#### The records

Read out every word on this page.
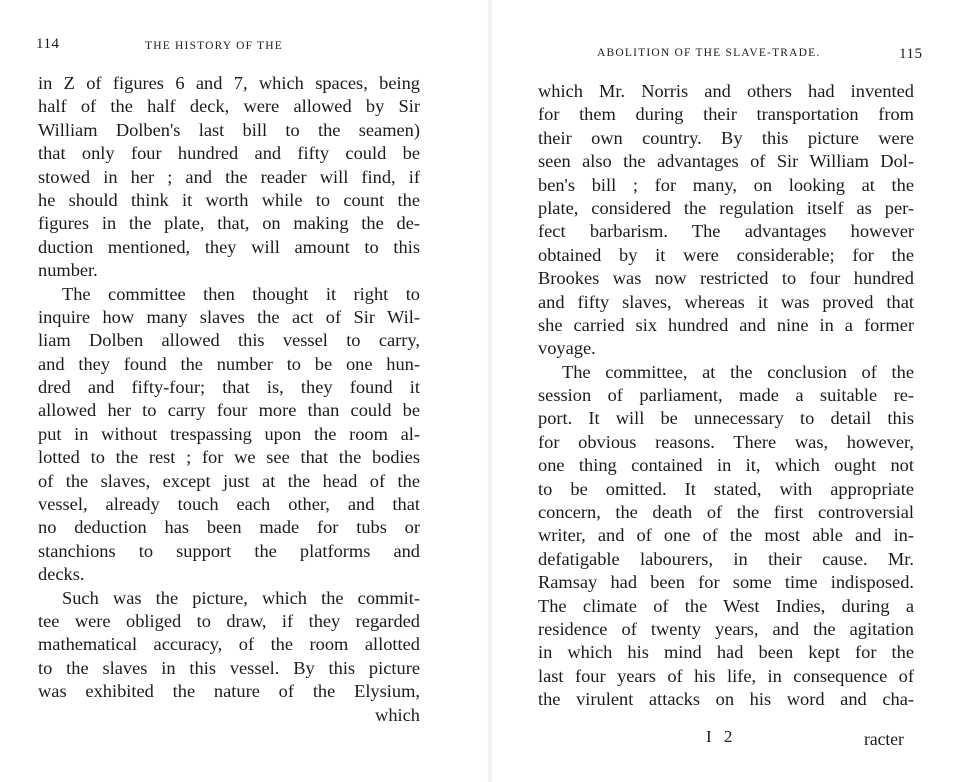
114	THE HISTORY OF THE
in Z of figures 6 and 7, which spaces, being
half of the half deck, were allowed by Sir
William Dolben's last bill to the seamen)
that only four hundred and fifty could be
stowed in her ; and the reader will find, if
he should think it worth while to count the
figures in the plate, that, on making the de-
duction mentioned, they will amount to this
number.
The committee then thought it right to
inquire how many slaves the act of Sir Wil-
liam Dolben allowed this vessel to carry,
and they found the number to be one hun-
dred and fifty-four; that is, they found it
allowed her to carry four more than could be
put in without trespassing upon the room al-
lotted to the rest ; for we see that the bodies
of the slaves, except just at the head of the
vessel, already touch each other, and that
no deduction has been made for tubs or
stanchions to support the platforms and
decks.
Such was the picture, which the commit-
tee were obliged to draw, if they regarded
mathematical accuracy, of the room allotted
to the slaves in this vessel. By this picture
was exhibited the nature of the Elysium,
which
ABOLITION OF THE SLAVE-TRADE.	115
which Mr. Norris and others had invented
for them during their transportation from
their own country. By this picture were
seen also the advantages of Sir William Dol-
ben's bill ; for many, on looking at the
plate, considered the regulation itself as per-
fect barbarism. The advantages however
obtained by it were considerable; for the
Brookes was now restricted to four hundred
and fifty slaves, whereas it was proved that
she carried six hundred and nine in a former
voyage.
The committee, at the conclusion of the
session of parliament, made a suitable re-
port. It will be unnecessary to detail this
for obvious reasons. There was, however,
one thing contained in it, which ought not
to be omitted. It stated, with appropriate
concern, the death of the first controversial
writer, and of one of the most able and in-
defatigable labourers, in their cause. Mr.
Ramsay had been for some time indisposed.
The climate of the West Indies, during a
residence of twenty years, and the agitation
in which his mind had been kept for the
last four years of his life, in consequence of
the virulent attacks on his word and cha-
I 2	racter
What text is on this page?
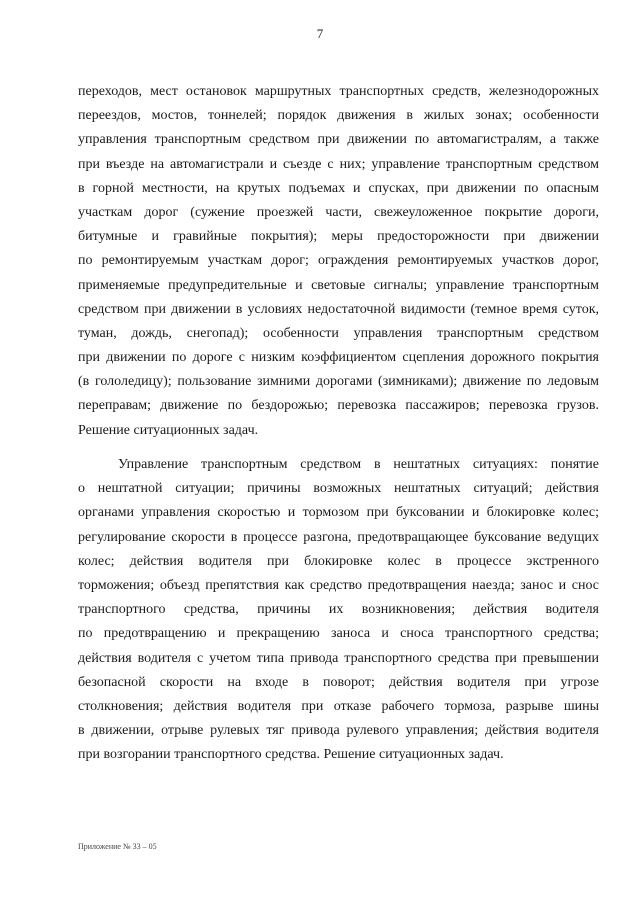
7

переходов, мест остановок маршрутных транспортных средств, железнодорожных
переездов, мостов, тоннелей; порядок движения в жилых зонах; особенности
управления транспортным средством при движении по автомагистралям, а также
при въезде на автомагистрали и съезде с них; управление транспортным средством
в горной местности, на крутых подъемах и спусках, при движении по опасным
участкам дорог (сужение проезжей части, свежеуложенное покрытие дороги,
битумные и гравийные покрытия); меры предосторожности при движении
по ремонтируемым участкам дорог; ограждения ремонтируемых участков дорог,
применяемые предупредительные и световые сигналы; управление транспортным
средством при движении в условиях недостаточной видимости (темное время суток,
туман, дождь, снегопад); особенности управления транспортным средством
при движении по дороге с низким коэффициентом сцепления дорожного покрытия
(в гололедицу); пользование зимними дорогами (зимниками); движение по ледовым
переправам; движение по бездорожью; перевозка пассажиров; перевозка грузов.
Решение ситуационных задач.

Управление транспортным средством в нештатных ситуациях: понятие
о нештатной ситуации; причины возможных нештатных ситуаций; действия
органами управления скоростью и тормозом при буксовании и блокировке колес;
регулирование скорости в процессе разгона, предотвращающее буксование ведущих
колес; действия водителя при блокировке колес в процессе экстренного
торможения; объезд препятствия как средство предотвращения наезда; занос и снос
транспортного средства, причины их возникновения; действия водителя
по предотвращению и прекращению заноса и сноса транспортного средства;
действия водителя с учетом типа привода транспортного средства при превышении
безопасной скорости на входе в поворот; действия водителя при угрозе
столкновения; действия водителя при отказе рабочего тормоза, разрыве шины
в движении, отрыве рулевых тяг привода рулевого управления; действия водителя
при возгорании транспортного средства. Решение ситуационных задач.

Приложение № 33 – 05
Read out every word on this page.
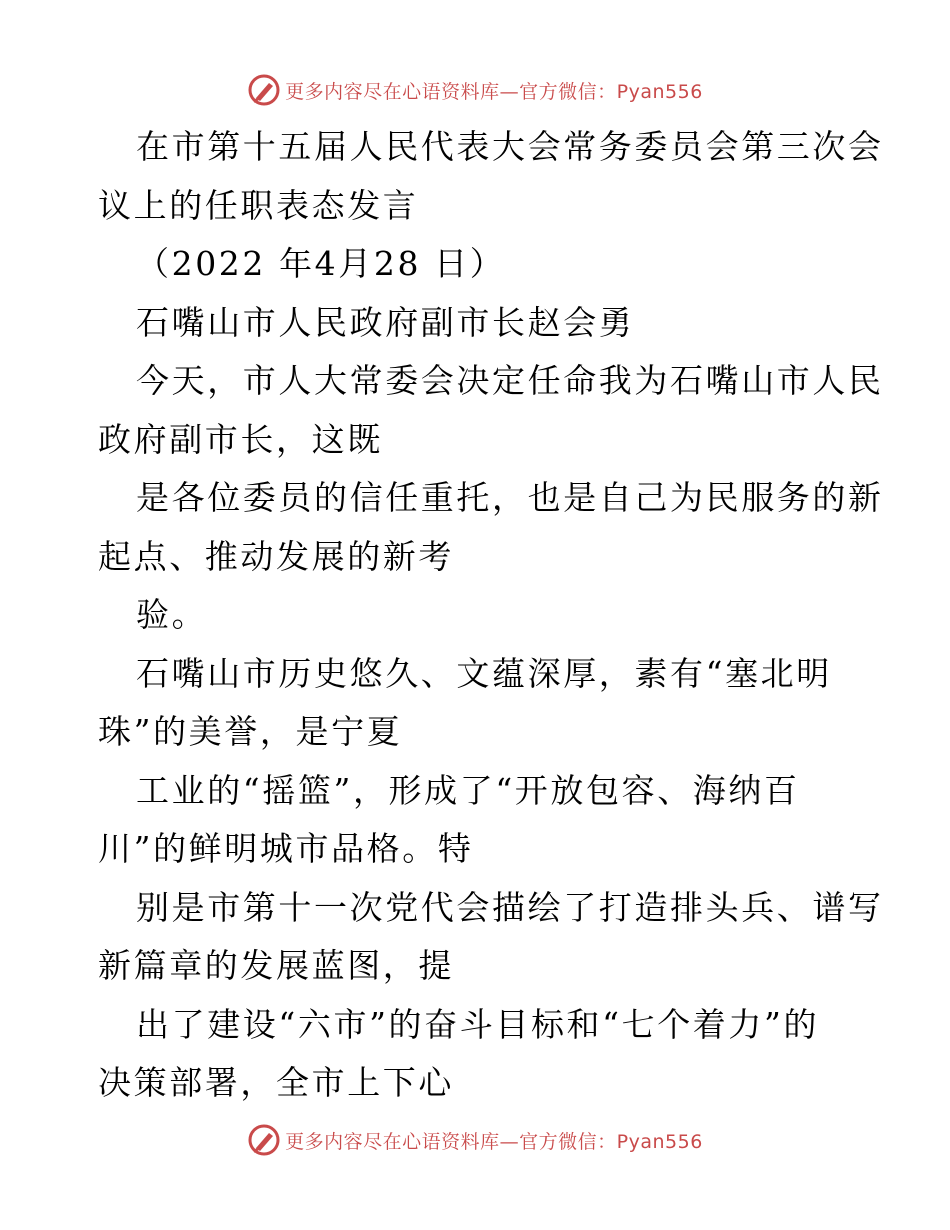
更多内容尽在心语资料库—官方微信：Pyan556
在市第十五届人民代表大会常务委员会第三次会
议上的任职表态发言
（2022 年4月28 日）
石嘴山市人民政府副市长赵会勇
今天，市人大常委会决定任命我为石嘴山市人民
政府副市长，这既
是各位委员的信任重托，也是自己为民服务的新
起点、推动发展的新考
验。
石嘴山市历史悠久、文蕴深厚，素有“塞北明
珠”的美誉，是宁夏
工业的“摇篮”，形成了“开放包容、海纳百
川”的鲜明城市品格。特
别是市第十一次党代会描绘了打造排头兵、谱写
新篇章的发展蓝图，提
出了建设“六市”的奋斗目标和“七个着力”的
决策部署，全市上下心
更多内容尽在心语资料库—官方微信：Pyan556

#### Work to complete
Repeat the material above verbatim, with no pictures in the output.

#### Solution below
Read out every word on this page.
114	THE HISTORY OF THE
in Z of figures 6 and 7, which spaces, being
half of the half deck, were allowed by Sir
William Dolben's last bill to the seamen)
that only four hundred and fifty could be
stowed in her ; and the reader will find, if
he should think it worth while to count the
figures in the plate, that, on making the de-
duction mentioned, they will amount to this
number.
The committee then thought it right to
inquire how many slaves the act of Sir Wil-
liam Dolben allowed this vessel to carry,
and they found the number to be one hun-
dred and fifty-four; that is, they found it
allowed her to carry four more than could be
put in without trespassing upon the room al-
lotted to the rest ; for we see that the bodies
of the slaves, except just at the head of the
vessel, already touch each other, and that
no deduction has been made for tubs or
stanchions to support the platforms and
decks.
Such was the picture, which the commit-
tee were obliged to draw, if they regarded
mathematical accuracy, of the room allotted
to the slaves in this vessel. By this picture
was exhibited the nature of the Elysium,
which
ABOLITION OF THE SLAVE-TRADE.	115
which Mr. Norris and others had invented
for them during their transportation from
their own country. By this picture were
seen also the advantages of Sir William Dol-
ben's bill ; for many, on looking at the
plate, considered the regulation itself as per-
fect barbarism. The advantages however
obtained by it were considerable; for the
Brookes was now restricted to four hundred
and fifty slaves, whereas it was proved that
she carried six hundred and nine in a former
voyage.
The committee, at the conclusion of the
session of parliament, made a suitable re-
port. It will be unnecessary to detail this
for obvious reasons. There was, however,
one thing contained in it, which ought not
to be omitted. It stated, with appropriate
concern, the death of the first controversial
writer, and of one of the most able and in-
defatigable labourers, in their cause. Mr.
Ramsay had been for some time indisposed.
The climate of the West Indies, during a
residence of twenty years, and the agitation
in which his mind had been kept for the
last four years of his life, in consequence of
the virulent attacks on his word and cha-
I 2	racter
What text is on this page?
7

переходов, мест остановок маршрутных транспортных средств, железнодорожных
переездов, мостов, тоннелей; порядок движения в жилых зонах; особенности
управления транспортным средством при движении по автомагистралям, а также
при въезде на автомагистрали и съезде с них; управление транспортным средством
в горной местности, на крутых подъемах и спусках, при движении по опасным
участкам дорог (сужение проезжей части, свежеуложенное покрытие дороги,
битумные и гравийные покрытия); меры предосторожности при движении
по ремонтируемым участкам дорог; ограждения ремонтируемых участков дорог,
применяемые предупредительные и световые сигналы; управление транспортным
средством при движении в условиях недостаточной видимости (темное время суток,
туман, дождь, снегопад); особенности управления транспортным средством
при движении по дороге с низким коэффициентом сцепления дорожного покрытия
(в гололедицу); пользование зимними дорогами (зимниками); движение по ледовым
переправам; движение по бездорожью; перевозка пассажиров; перевозка грузов.
Решение ситуационных задач.

Управление транспортным средством в нештатных ситуациях: понятие
о нештатной ситуации; причины возможных нештатных ситуаций; действия
органами управления скоростью и тормозом при буксовании и блокировке колес;
регулирование скорости в процессе разгона, предотвращающее буксование ведущих
колес; действия водителя при блокировке колес в процессе экстренного
торможения; объезд препятствия как средство предотвращения наезда; занос и снос
транспортного средства, причины их возникновения; действия водителя
по предотвращению и прекращению заноса и сноса транспортного средства;
действия водителя с учетом типа привода транспортного средства при превышении
безопасной скорости на входе в поворот; действия водителя при угрозе
столкновения; действия водителя при отказе рабочего тормоза, разрыве шины
в движении, отрыве рулевых тяг привода рулевого управления; действия водителя
при возгорании транспортного средства. Решение ситуационных задач.

Приложение № 33 – 05
Read out every word on this page.
更多内容尽在心语资料库—官方微信：Pyan556
在市第十五届人民代表大会常务委员会第三次会
议上的任职表态发言
（2022 年4月28 日）
石嘴山市人民政府副市长赵会勇
今天，市人大常委会决定任命我为石嘴山市人民
政府副市长，这既
是各位委员的信任重托，也是自己为民服务的新
起点、推动发展的新考
验。
石嘴山市历史悠久、文蕴深厚，素有“塞北明
珠”的美誉，是宁夏
工业的“摇篮”，形成了“开放包容、海纳百
川”的鲜明城市品格。特
别是市第十一次党代会描绘了打造排头兵、谱写
新篇章的发展蓝图，提
出了建设“六市”的奋斗目标和“七个着力”的
决策部署，全市上下心
更多内容尽在心语资料库—官方微信：Pyan556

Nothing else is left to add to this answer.